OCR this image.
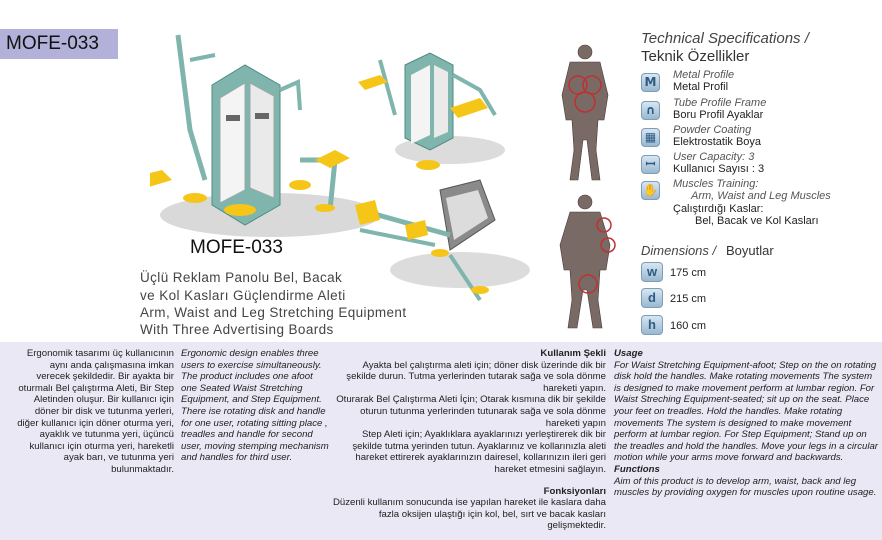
MOFE-033
MOFE-033
Üçlü Reklam Panolu Bel, Bacak
ve Kol Kasları Güçlendirme Aleti
Arm, Waist and Leg Stretching Equipment
With Three Advertising Boards
Technical Specifications /
Teknik Özellikler
M	Metal Profile
Metal Profil
∩	Tube Profile Frame
Boru Profil Ayaklar
▦	Powder Coating
Elektrostatik Boya
ꟷ	User Capacity: 3
Kullanıcı Sayısı : 3
✋ Muscles Training:
Arm, Waist and Leg Muscles
Çalıştırdığı Kaslar:
Bel, Bacak ve Kol Kasları
Dimensions / Boyutlar
w	175 cm
d	215 cm
h	160 cm
Ergonomik tasarımı üç kullanıcının aynı anda çalışmasına imkan verecek şekildedir. Bir ayakta bir oturmalı Bel çalıştırma Aleti, Bir Step Aletinden oluşur. Bir kullanıcı için döner bir disk ve tutunma yerleri, diğer kullanıcı için döner oturma yeri, ayaklık ve tutunma yeri, üçüncü kullanıcı için oturma yeri, hareketli ayak barı, ve tutunma yeri bulunmaktadır.
Ergonomic design enables three users to exercise simultaneously. The product includes one afoot one Seated Waist Stretching Equipment, and Step Equipment. There ise rotating disk and handle for one user, rotating sitting place , treadles and handle for second user, moving stemping mechanism and handles for third user.
Kullanım Şekli
Ayakta bel çalıştırma aleti için; döner disk üzerinde dik bir şekilde durun. Tutma yerlerinden tutarak sağa ve sola dönme hareketi yapın.
Oturarak Bel Çalıştırma Aleti İçin; Otarak kısmına dik bir şekilde oturun tutunma yerlerinden tutunarak sağa ve sola dönme hareketi yapın
Step Aleti için; Ayaklıklara ayaklarınızı yerleştirerek dik bir şekilde tutma yerinden tutun. Ayaklarınız ve kollarınızla aleti hareket ettirerek ayaklarınızın dairesel, kollarınızın ileri geri hareket etmesini sağlayın.
Fonksiyonları
Düzenli kullanım sonucunda ise yapılan hareket ile kaslara daha fazla oksijen ulaştığı için kol, bel, sırt ve bacak kasları gelişmektedir.
Usage
For Waist Stretching Equipment-afoot; Step on the on rotating disk hold the handles. Make rotating movements The system is designed to make movement perform at lumbar region. For Waist Streching Equipment-seated; sit up on the seat. Place your feet on treadles. Hold the handles. Make rotating movements The system is designed to make movement perform at lumbar region. For Step Equipment; Stand up on the treadles and hold the handles. Move your legs in a circular motion while your arms move forward and backwards.
Functions
Aim of this product is to develop arm, waist, back and leg muscles by providing oxygen for muscles upon routine usage.
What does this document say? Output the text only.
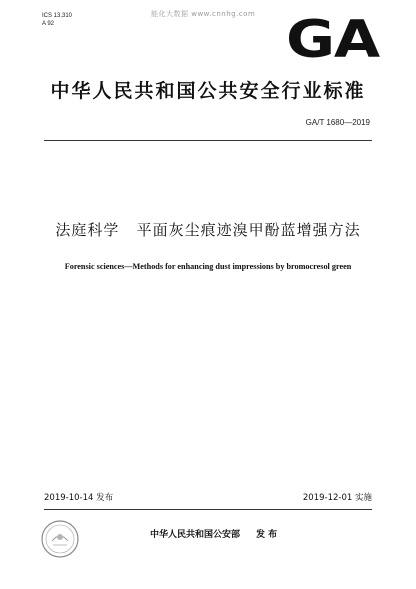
ICS 13.310
A 92
能化大数据 www.cnnhg.com GA
中华人民共和国公共安全行业标准
GA/T 1680—2019
法庭科学   平面灰尘痕迹溴甲酚蓝增强方法
Forensic sciences—Methods for enhancing dust impressions by bromocresol green
2019-10-14 发布	2019-12-01 实施
中华人民共和国公安部 发 布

===

**EXERCISE PROMPT:** Begin with the line that contains "What does this" and repeat every line through the end of the data, exactly and only those lines, leaving out the pictures.

**TASK RESULT:**
What does this document say? Output the text only.
ICS 13.310
A 92
能化大数据 www.cnnhg.com GA
中华人民共和国公共安全行业标准
GA/T 1680—2019
法庭科学   平面灰尘痕迹溴甲酚蓝增强方法
Forensic sciences—Methods for enhancing dust impressions by bromocresol green
2019-10-14 发布	2019-12-01 实施
中华人民共和国公安部 发 布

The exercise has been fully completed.